(Data entries)
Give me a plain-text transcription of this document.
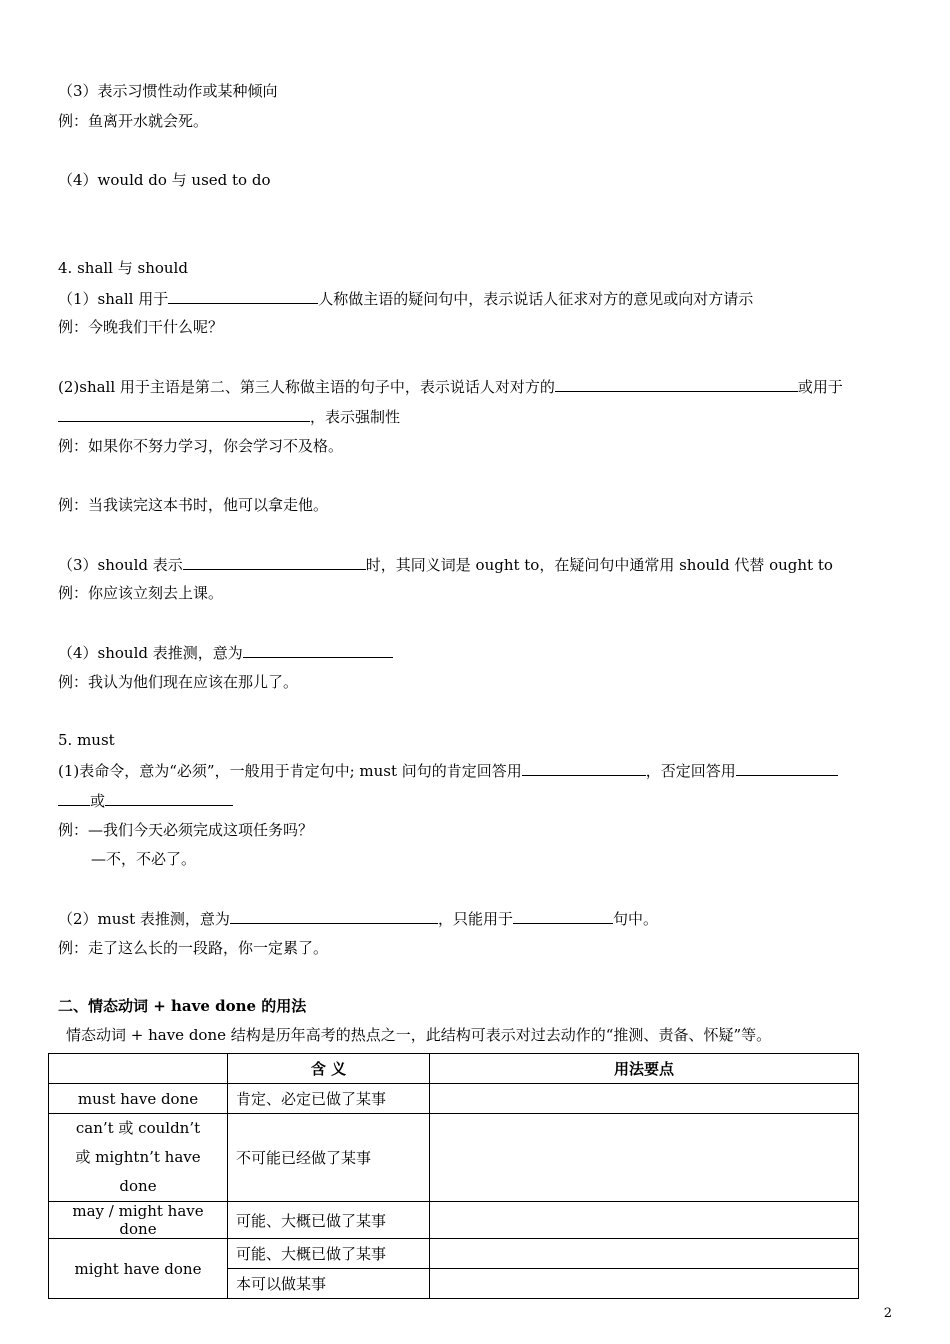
（3）表示习惯性动作或某种倾向
例：鱼离开水就会死。
（4）would do 与 used to do
4. shall 与 should
（1）shall 用于	人称做主语的疑问句中，表示说话人征求对方的意见或向对方请示
例：今晚我们干什么呢？
(2)shall 用于主语是第二、第三人称做主语的句子中，表示说话人对对方的	或用于
，表示强制性
例：如果你不努力学习，你会学习不及格。
例：当我读完这本书时，他可以拿走他。
（3）should 表示	时，其同义词是 ought to，在疑问句中通常用 should 代替 ought to
例：你应该立刻去上课。
（4）should 表推测，意为
例：我认为他们现在应该在那儿了。
5. must
(1)表命令，意为“必须”，一般用于肯定句中; must 问句的肯定回答用	，否定回答用
或
例：—我们今天必须完成这项任务吗？
—不，不必了。
（2）must 表推测，意为	，只能用于	句中。
例：走了这么长的一段路，你一定累了。
二、情态动词 + have done 的用法
情态动词 + have done 结构是历年高考的热点之一，此结构可表示对过去动作的“推测、责备、怀疑”等。
	含 义	用法要点
must have done	肯定、必定已做了某事	

can’t 或 couldn’t
或 mightn’t have done	不可能已经做了某事	
may / might have done	可能、大概已做了某事	
might have done	可能、大概已做了某事	
	本可以做某事	
2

**Task**
Gather all lines from the records above in which "大概已做了某事" appears.

**The solution**
may / might have done	可能、大概已做了某事	
might have done	可能、大概已做了某事	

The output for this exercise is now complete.